STATED EXERCISE: Make an exact copy of all the entries, with the pictures left out.

===== DATASET CONTENT

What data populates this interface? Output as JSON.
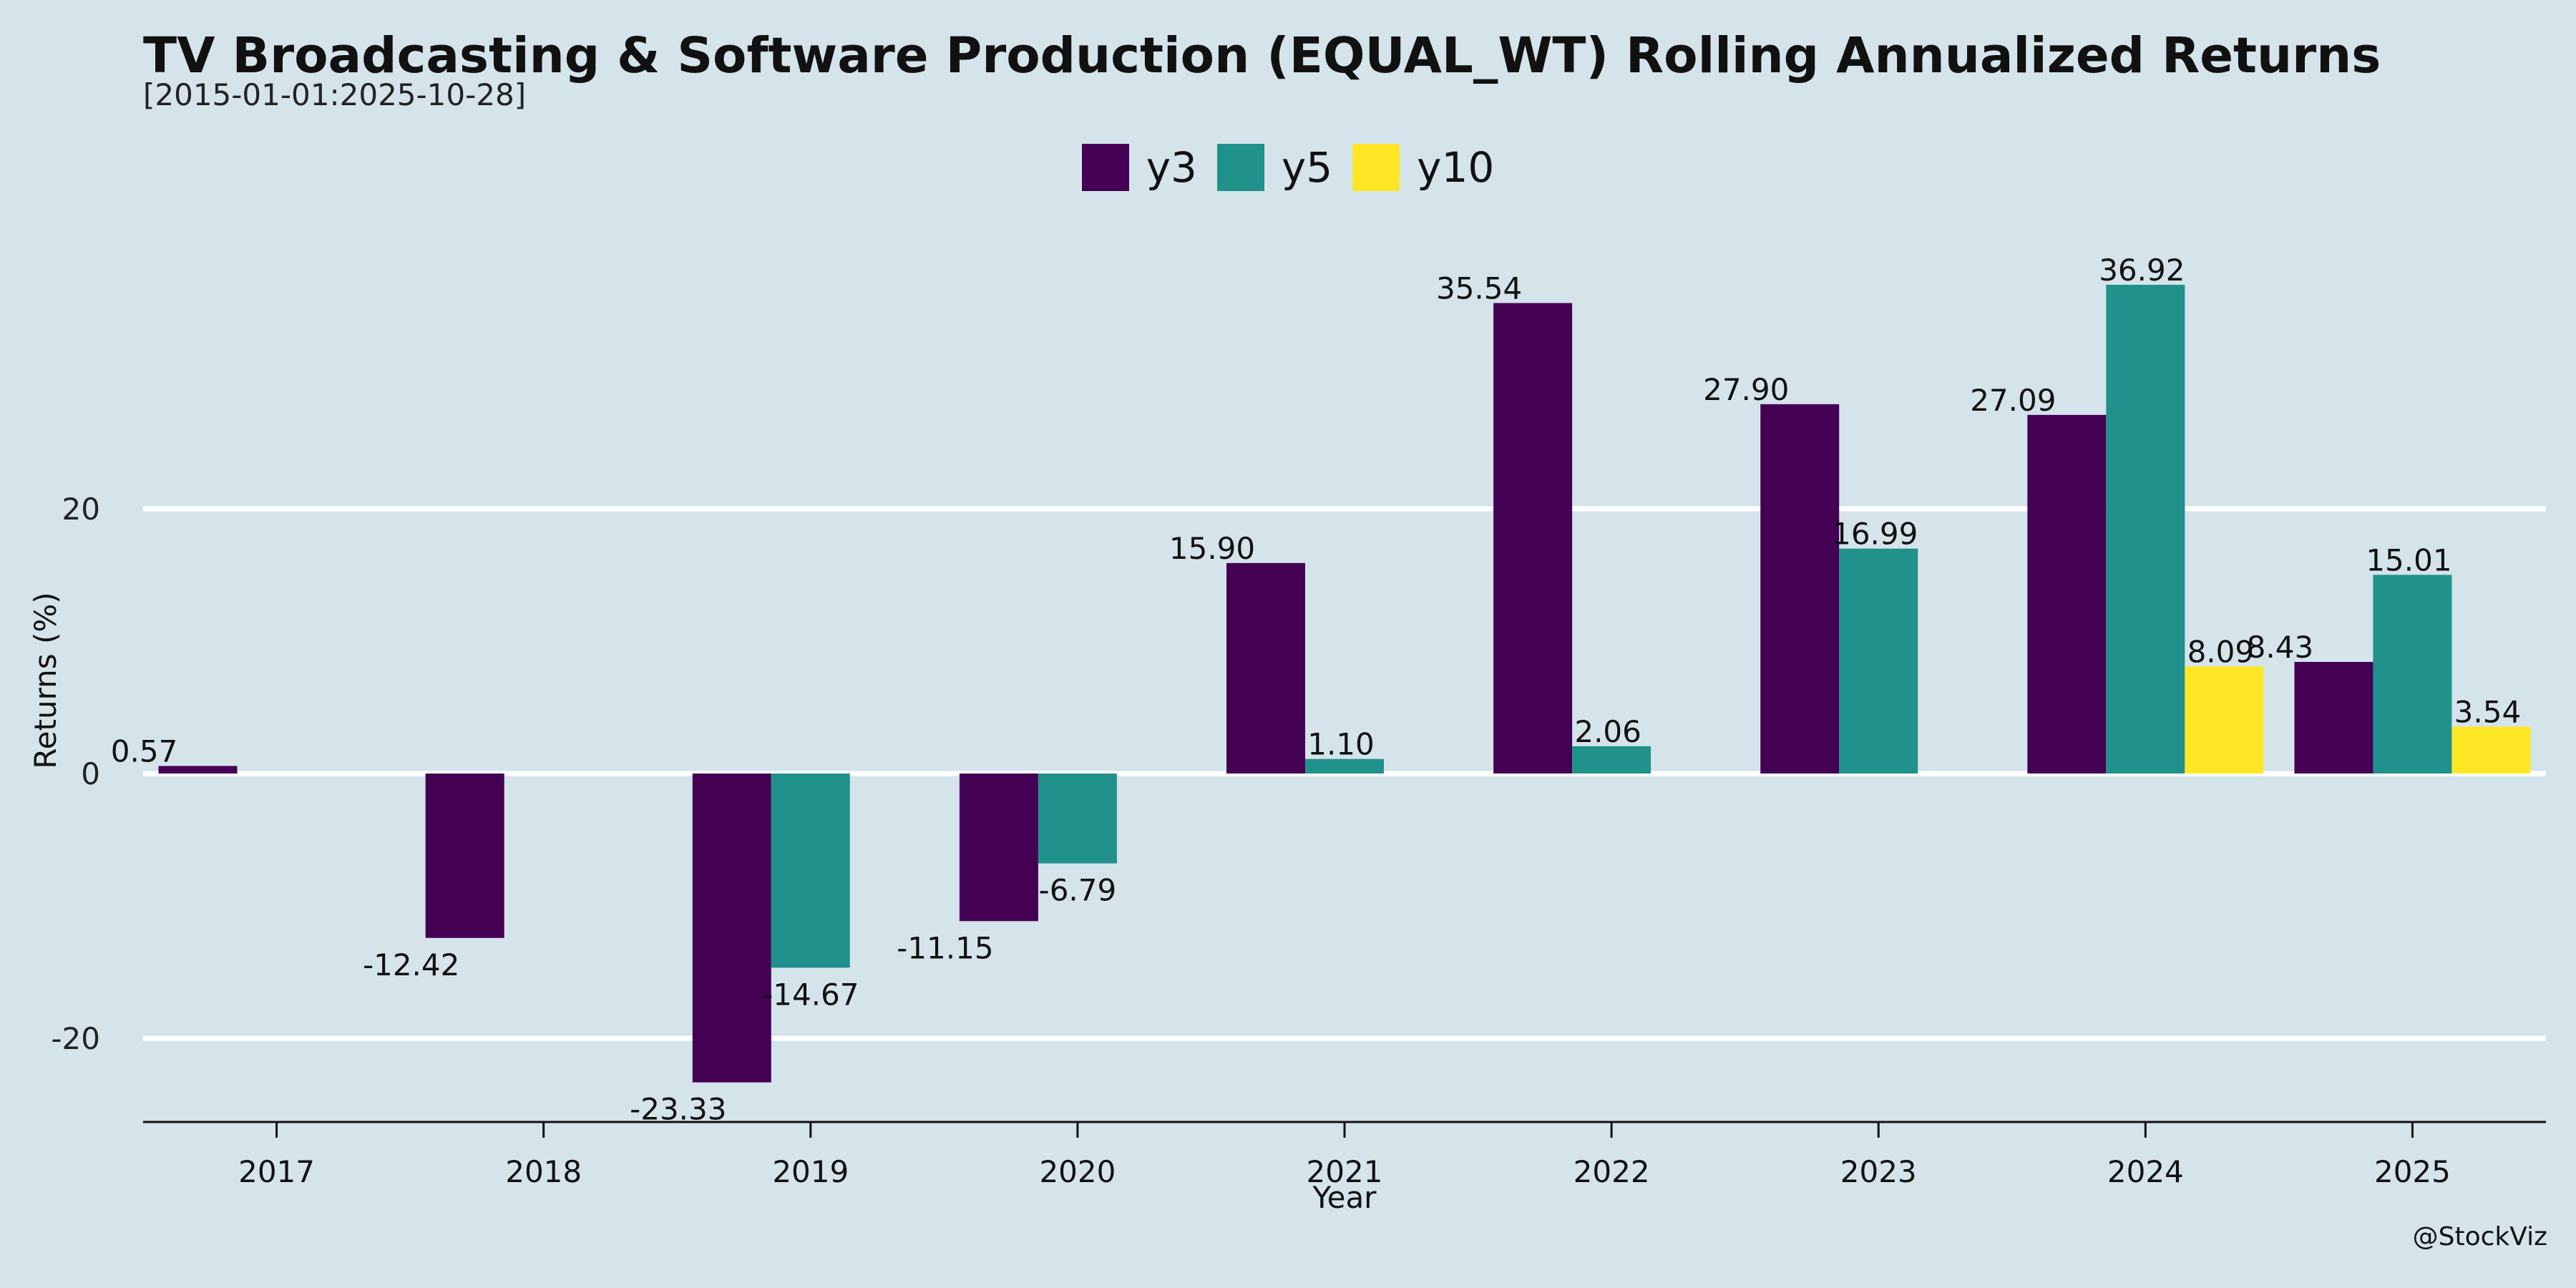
{
  "chart_data": {
    "type": "bar",
    "title": "TV Broadcasting & Software Production (EQUAL_WT) Rolling Annualized Returns",
    "subtitle": "[2015-01-01:2025-10-28]",
    "xlabel": "Year",
    "ylabel": "Returns (%)",
    "categories": [
      "2017",
      "2018",
      "2019",
      "2020",
      "2021",
      "2022",
      "2023",
      "2024",
      "2025"
    ],
    "yticks": [
      -20,
      0,
      20
    ],
    "ylim": [
      -26.5,
      42.5
    ],
    "grid": true,
    "legend_position": "top-center",
    "series": [
      {
        "name": "y3",
        "color": "#440154",
        "values": [
          0.57,
          -12.42,
          -23.33,
          -11.15,
          15.9,
          35.54,
          27.9,
          27.09,
          8.43
        ]
      },
      {
        "name": "y5",
        "color": "#21918c",
        "values": [
          null,
          null,
          -14.67,
          -6.79,
          1.1,
          2.06,
          16.99,
          36.92,
          15.01
        ]
      },
      {
        "name": "y10",
        "color": "#fde725",
        "values": [
          null,
          null,
          null,
          null,
          null,
          null,
          null,
          8.09,
          3.54
        ]
      }
    ],
    "credit": "@StockViz"
  }
}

==========

SOLUTION:
What data populates this interface? Output as JSON.
{
  "chart_data": {
    "type": "bar",
    "title": "TV Broadcasting & Software Production (EQUAL_WT) Rolling Annualized Returns",
    "subtitle": "[2015-01-01:2025-10-28]",
    "xlabel": "Year",
    "ylabel": "Returns (%)",
    "categories": [
      "2017",
      "2018",
      "2019",
      "2020",
      "2021",
      "2022",
      "2023",
      "2024",
      "2025"
    ],
    "yticks": [
      -20,
      0,
      20
    ],
    "ylim": [
      -26.5,
      42.5
    ],
    "grid": true,
    "legend_position": "top-center",
    "series": [
      {
        "name": "y3",
        "color": "#440154",
        "values": [
          0.57,
          -12.42,
          -23.33,
          -11.15,
          15.9,
          35.54,
          27.9,
          27.09,
          8.43
        ]
      },
      {
        "name": "y5",
        "color": "#21918c",
        "values": [
          null,
          null,
          -14.67,
          -6.79,
          1.1,
          2.06,
          16.99,
          36.92,
          15.01
        ]
      },
      {
        "name": "y10",
        "color": "#fde725",
        "values": [
          null,
          null,
          null,
          null,
          null,
          null,
          null,
          8.09,
          3.54
        ]
      }
    ],
    "credit": "@StockViz"
  }
}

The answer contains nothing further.